◆ To do: Below is a block of records. Copy every line in it that contains the word "marketing".
☆ ☆ ☆
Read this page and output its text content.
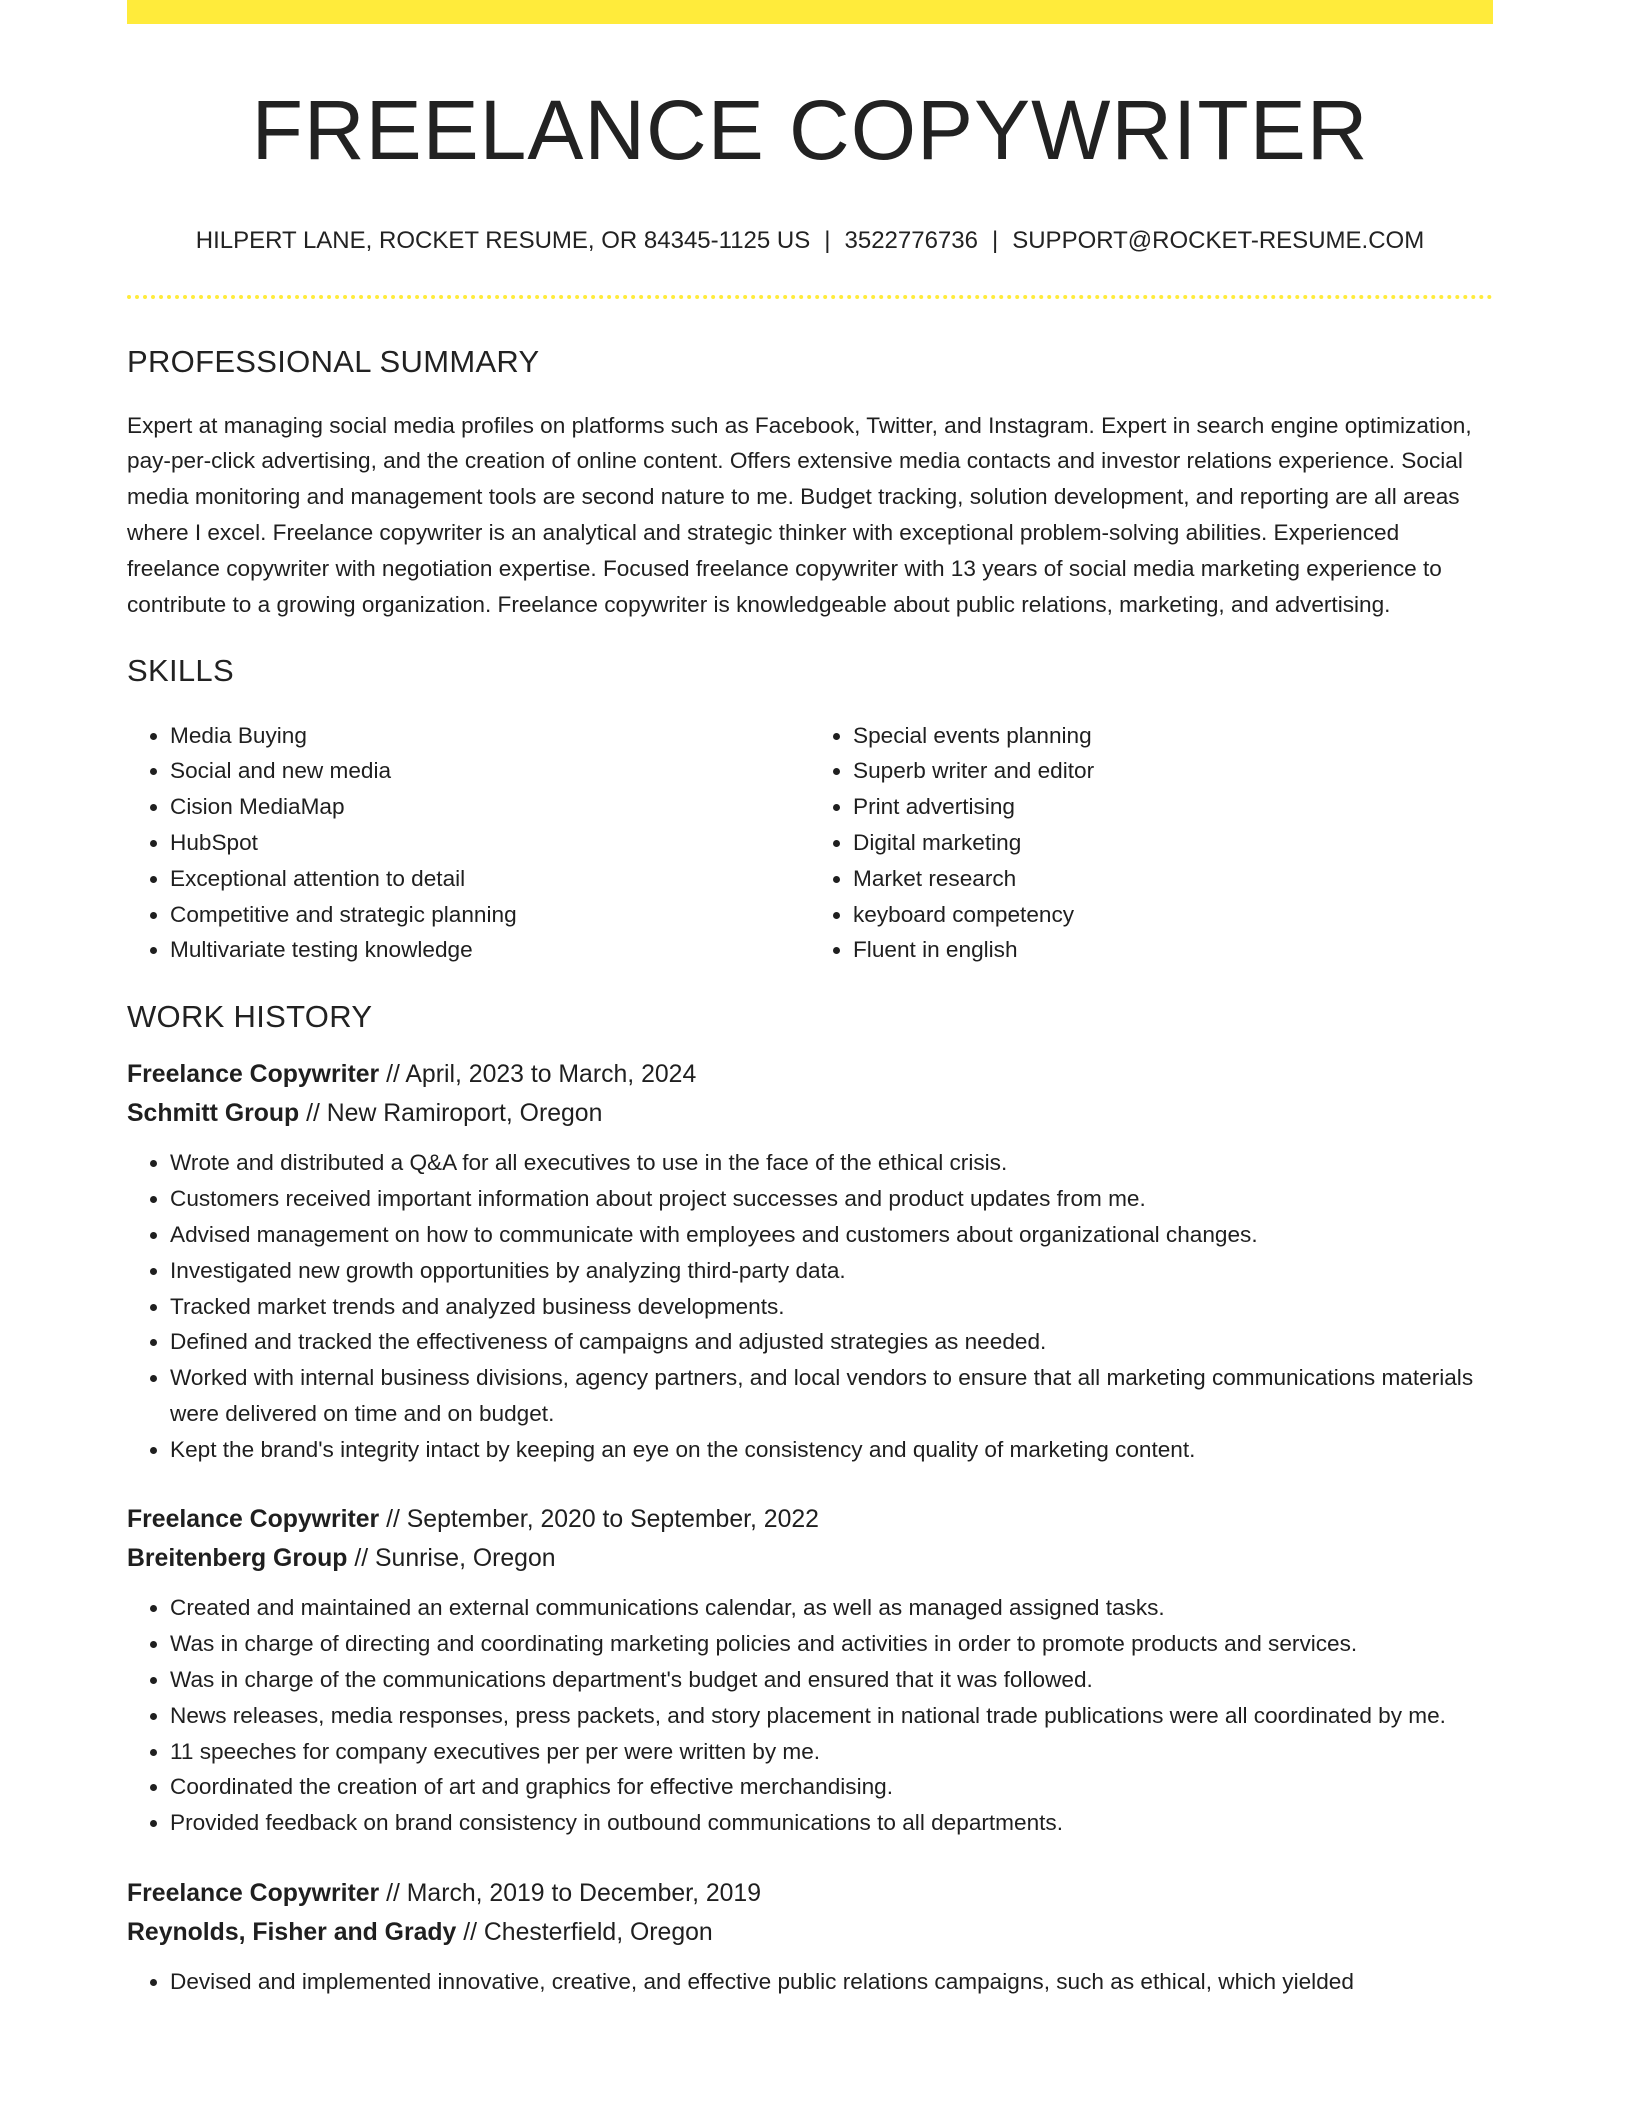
FREELANCE COPYWRITER
HILPERT LANE, ROCKET RESUME, OR 84345-1125 US | 3522776736 | SUPPORT@ROCKET-RESUME.COM
PROFESSIONAL SUMMARY

Expert at managing social media profiles on platforms such as Facebook, Twitter, and Instagram. Expert in search engine optimization, pay-per-click advertising, and the creation of online content. Offers extensive media contacts and investor relations experience. Social media monitoring and management tools are second nature to me. Budget tracking, solution development, and reporting are all areas where I excel. Freelance copywriter is an analytical and strategic thinker with exceptional problem-solving abilities. Experienced freelance copywriter with negotiation expertise. Focused freelance copywriter with 13 years of social media marketing experience to contribute to a growing organization. Freelance copywriter is knowledgeable about public relations, marketing, and advertising.

SKILLS
• Media Buying
• Social and new media
• Cision MediaMap
• HubSpot
• Exceptional attention to detail
• Competitive and strategic planning
• Multivariate testing knowledge
• Special events planning
• Superb writer and editor
• Print advertising
• Digital marketing
• Market research
• keyboard competency
• Fluent in english
WORK HISTORY
Freelance Copywriter // April, 2023 to March, 2024
Schmitt Group // New Ramiroport, Oregon
• Wrote and distributed a Q&A for all executives to use in the face of the ethical crisis.
• Customers received important information about project successes and product updates from me.
• Advised management on how to communicate with employees and customers about organizational changes.
• Investigated new growth opportunities by analyzing third-party data.
• Tracked market trends and analyzed business developments.
• Defined and tracked the effectiveness of campaigns and adjusted strategies as needed.
• Worked with internal business divisions, agency partners, and local vendors to ensure that all marketing communications materials were delivered on time and on budget.
• Kept the brand's integrity intact by keeping an eye on the consistency and quality of marketing content.
Freelance Copywriter // September, 2020 to September, 2022
Breitenberg Group // Sunrise, Oregon
• Created and maintained an external communications calendar, as well as managed assigned tasks.
• Was in charge of directing and coordinating marketing policies and activities in order to promote products and services.
• Was in charge of the communications department's budget and ensured that it was followed.
• News releases, media responses, press packets, and story placement in national trade publications were all coordinated by me.
• 11 speeches for company executives per per were written by me.
• Coordinated the creation of art and graphics for effective merchandising.
• Provided feedback on brand consistency in outbound communications to all departments.
Freelance Copywriter // March, 2019 to December, 2019
Reynolds, Fisher and Grady // Chesterfield, Oregon
• Devised and implemented innovative, creative, and effective public relations campaigns, such as ethical, which yielded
☆ ☆ ☆
◆ Task answer:
Expert at managing social media profiles on platforms such as Facebook, Twitter, and Instagram. Expert in search engine optimization, pay-per-click advertising, and the creation of online content. Offers extensive media contacts and investor relations experience. Social media monitoring and management tools are second nature to me. Budget tracking, solution development, and reporting are all areas where I excel. Freelance copywriter is an analytical and strategic thinker with exceptional problem-solving abilities. Experienced freelance copywriter with negotiation expertise. Focused freelance copywriter with 13 years of social media marketing experience to contribute to a growing organization. Freelance copywriter is knowledgeable about public relations, marketing, and advertising.
• Digital marketing
• Worked with internal business divisions, agency partners, and local vendors to ensure that all marketing communications materials were delivered on time and on budget.
• Kept the brand's integrity intact by keeping an eye on the consistency and quality of marketing content.
• Was in charge of directing and coordinating marketing policies and activities in order to promote products and services.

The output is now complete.